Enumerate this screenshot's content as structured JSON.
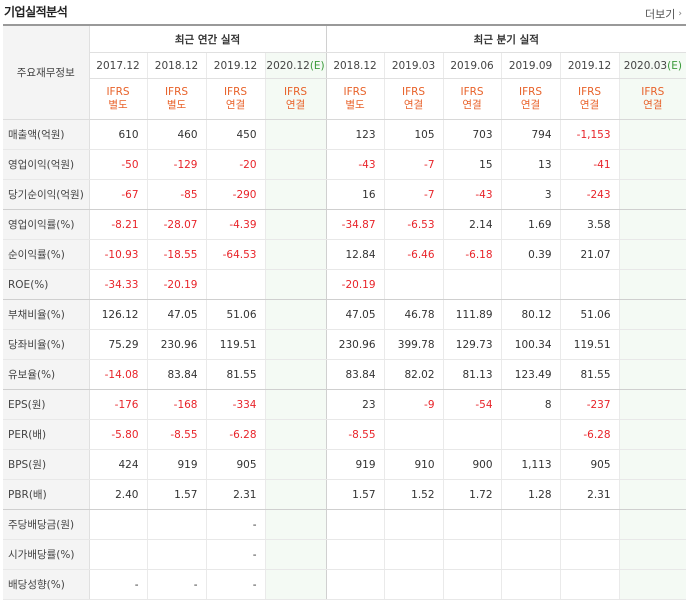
{
  "header": {
    "title": "기업실적분석",
    "more_label": "더보기"
  },
  "table": {
    "corner_label": "주요재무정보",
    "annual_label": "최근 연간 실적",
    "quarter_label": "최근 분기 실적",
    "columns": [
      {
        "period": "2017.12",
        "type1": "IFRS",
        "type2": "별도",
        "estimate": false
      },
      {
        "period": "2018.12",
        "type1": "IFRS",
        "type2": "별도",
        "estimate": false
      },
      {
        "period": "2019.12",
        "type1": "IFRS",
        "type2": "연결",
        "estimate": false
      },
      {
        "period": "2020.12",
        "period_mark": "(E)",
        "type1": "IFRS",
        "type2": "연결",
        "estimate": true
      },
      {
        "period": "2018.12",
        "type1": "IFRS",
        "type2": "별도",
        "estimate": false
      },
      {
        "period": "2019.03",
        "type1": "IFRS",
        "type2": "연결",
        "estimate": false
      },
      {
        "period": "2019.06",
        "type1": "IFRS",
        "type2": "연결",
        "estimate": false
      },
      {
        "period": "2019.09",
        "type1": "IFRS",
        "type2": "연결",
        "estimate": false
      },
      {
        "period": "2019.12",
        "type1": "IFRS",
        "type2": "연결",
        "estimate": false
      },
      {
        "period": "2020.03",
        "period_mark": "(E)",
        "type1": "IFRS",
        "type2": "연결",
        "estimate": true
      }
    ],
    "rows": [
      {
        "label": "매출액(억원)",
        "values": [
          "610",
          "460",
          "450",
          "",
          "123",
          "105",
          "703",
          "794",
          "-1,153",
          ""
        ]
      },
      {
        "label": "영업이익(억원)",
        "values": [
          "-50",
          "-129",
          "-20",
          "",
          "-43",
          "-7",
          "15",
          "13",
          "-41",
          ""
        ]
      },
      {
        "label": "당기순이익(억원)",
        "values": [
          "-67",
          "-85",
          "-290",
          "",
          "16",
          "-7",
          "-43",
          "3",
          "-243",
          ""
        ]
      },
      {
        "label": "영업이익률(%)",
        "values": [
          "-8.21",
          "-28.07",
          "-4.39",
          "",
          "-34.87",
          "-6.53",
          "2.14",
          "1.69",
          "3.58",
          ""
        ]
      },
      {
        "label": "순이익률(%)",
        "values": [
          "-10.93",
          "-18.55",
          "-64.53",
          "",
          "12.84",
          "-6.46",
          "-6.18",
          "0.39",
          "21.07",
          ""
        ]
      },
      {
        "label": "ROE(%)",
        "values": [
          "-34.33",
          "-20.19",
          "",
          "",
          "-20.19",
          "",
          "",
          "",
          "",
          ""
        ]
      },
      {
        "label": "부채비율(%)",
        "values": [
          "126.12",
          "47.05",
          "51.06",
          "",
          "47.05",
          "46.78",
          "111.89",
          "80.12",
          "51.06",
          ""
        ]
      },
      {
        "label": "당좌비율(%)",
        "values": [
          "75.29",
          "230.96",
          "119.51",
          "",
          "230.96",
          "399.78",
          "129.73",
          "100.34",
          "119.51",
          ""
        ]
      },
      {
        "label": "유보율(%)",
        "values": [
          "-14.08",
          "83.84",
          "81.55",
          "",
          "83.84",
          "82.02",
          "81.13",
          "123.49",
          "81.55",
          ""
        ]
      },
      {
        "label": "EPS(원)",
        "values": [
          "-176",
          "-168",
          "-334",
          "",
          "23",
          "-9",
          "-54",
          "8",
          "-237",
          ""
        ]
      },
      {
        "label": "PER(배)",
        "values": [
          "-5.80",
          "-8.55",
          "-6.28",
          "",
          "-8.55",
          "",
          "",
          "",
          "-6.28",
          ""
        ]
      },
      {
        "label": "BPS(원)",
        "values": [
          "424",
          "919",
          "905",
          "",
          "919",
          "910",
          "900",
          "1,113",
          "905",
          ""
        ]
      },
      {
        "label": "PBR(배)",
        "values": [
          "2.40",
          "1.57",
          "2.31",
          "",
          "1.57",
          "1.52",
          "1.72",
          "1.28",
          "2.31",
          ""
        ]
      },
      {
        "label": "주당배당금(원)",
        "values": [
          "",
          "",
          "-",
          "",
          "",
          "",
          "",
          "",
          "",
          ""
        ]
      },
      {
        "label": "시가배당률(%)",
        "values": [
          "",
          "",
          "-",
          "",
          "",
          "",
          "",
          "",
          "",
          ""
        ]
      },
      {
        "label": "배당성향(%)",
        "values": [
          "-",
          "-",
          "-",
          "",
          "",
          "",
          "",
          "",
          "",
          ""
        ]
      }
    ],
    "group_ends": [
      2,
      5,
      8,
      12
    ],
    "colors": {
      "negative": "#e8242a",
      "ifrs": "#e8622a",
      "estimate_bg": "#f4faf4",
      "estimate_mark": "#3a9a3a"
    }
  }
}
· · · · ·
*What you need to do*:
Copy out the listing exactly as it stands, but not the pictures.

*Response to the exercise*:
Enumerate this screenshot's content as structured JSON.
{
  "header": {
    "title": "기업실적분석",
    "more_label": "더보기"
  },
  "table": {
    "corner_label": "주요재무정보",
    "annual_label": "최근 연간 실적",
    "quarter_label": "최근 분기 실적",
    "columns": [
      {
        "period": "2017.12",
        "type1": "IFRS",
        "type2": "별도",
        "estimate": false
      },
      {
        "period": "2018.12",
        "type1": "IFRS",
        "type2": "별도",
        "estimate": false
      },
      {
        "period": "2019.12",
        "type1": "IFRS",
        "type2": "연결",
        "estimate": false
      },
      {
        "period": "2020.12",
        "period_mark": "(E)",
        "type1": "IFRS",
        "type2": "연결",
        "estimate": true
      },
      {
        "period": "2018.12",
        "type1": "IFRS",
        "type2": "별도",
        "estimate": false
      },
      {
        "period": "2019.03",
        "type1": "IFRS",
        "type2": "연결",
        "estimate": false
      },
      {
        "period": "2019.06",
        "type1": "IFRS",
        "type2": "연결",
        "estimate": false
      },
      {
        "period": "2019.09",
        "type1": "IFRS",
        "type2": "연결",
        "estimate": false
      },
      {
        "period": "2019.12",
        "type1": "IFRS",
        "type2": "연결",
        "estimate": false
      },
      {
        "period": "2020.03",
        "period_mark": "(E)",
        "type1": "IFRS",
        "type2": "연결",
        "estimate": true
      }
    ],
    "rows": [
      {
        "label": "매출액(억원)",
        "values": [
          "610",
          "460",
          "450",
          "",
          "123",
          "105",
          "703",
          "794",
          "-1,153",
          ""
        ]
      },
      {
        "label": "영업이익(억원)",
        "values": [
          "-50",
          "-129",
          "-20",
          "",
          "-43",
          "-7",
          "15",
          "13",
          "-41",
          ""
        ]
      },
      {
        "label": "당기순이익(억원)",
        "values": [
          "-67",
          "-85",
          "-290",
          "",
          "16",
          "-7",
          "-43",
          "3",
          "-243",
          ""
        ]
      },
      {
        "label": "영업이익률(%)",
        "values": [
          "-8.21",
          "-28.07",
          "-4.39",
          "",
          "-34.87",
          "-6.53",
          "2.14",
          "1.69",
          "3.58",
          ""
        ]
      },
      {
        "label": "순이익률(%)",
        "values": [
          "-10.93",
          "-18.55",
          "-64.53",
          "",
          "12.84",
          "-6.46",
          "-6.18",
          "0.39",
          "21.07",
          ""
        ]
      },
      {
        "label": "ROE(%)",
        "values": [
          "-34.33",
          "-20.19",
          "",
          "",
          "-20.19",
          "",
          "",
          "",
          "",
          ""
        ]
      },
      {
        "label": "부채비율(%)",
        "values": [
          "126.12",
          "47.05",
          "51.06",
          "",
          "47.05",
          "46.78",
          "111.89",
          "80.12",
          "51.06",
          ""
        ]
      },
      {
        "label": "당좌비율(%)",
        "values": [
          "75.29",
          "230.96",
          "119.51",
          "",
          "230.96",
          "399.78",
          "129.73",
          "100.34",
          "119.51",
          ""
        ]
      },
      {
        "label": "유보율(%)",
        "values": [
          "-14.08",
          "83.84",
          "81.55",
          "",
          "83.84",
          "82.02",
          "81.13",
          "123.49",
          "81.55",
          ""
        ]
      },
      {
        "label": "EPS(원)",
        "values": [
          "-176",
          "-168",
          "-334",
          "",
          "23",
          "-9",
          "-54",
          "8",
          "-237",
          ""
        ]
      },
      {
        "label": "PER(배)",
        "values": [
          "-5.80",
          "-8.55",
          "-6.28",
          "",
          "-8.55",
          "",
          "",
          "",
          "-6.28",
          ""
        ]
      },
      {
        "label": "BPS(원)",
        "values": [
          "424",
          "919",
          "905",
          "",
          "919",
          "910",
          "900",
          "1,113",
          "905",
          ""
        ]
      },
      {
        "label": "PBR(배)",
        "values": [
          "2.40",
          "1.57",
          "2.31",
          "",
          "1.57",
          "1.52",
          "1.72",
          "1.28",
          "2.31",
          ""
        ]
      },
      {
        "label": "주당배당금(원)",
        "values": [
          "",
          "",
          "-",
          "",
          "",
          "",
          "",
          "",
          "",
          ""
        ]
      },
      {
        "label": "시가배당률(%)",
        "values": [
          "",
          "",
          "-",
          "",
          "",
          "",
          "",
          "",
          "",
          ""
        ]
      },
      {
        "label": "배당성향(%)",
        "values": [
          "-",
          "-",
          "-",
          "",
          "",
          "",
          "",
          "",
          "",
          ""
        ]
      }
    ],
    "group_ends": [
      2,
      5,
      8,
      12
    ],
    "colors": {
      "negative": "#e8242a",
      "ifrs": "#e8622a",
      "estimate_bg": "#f4faf4",
      "estimate_mark": "#3a9a3a"
    }
  }
}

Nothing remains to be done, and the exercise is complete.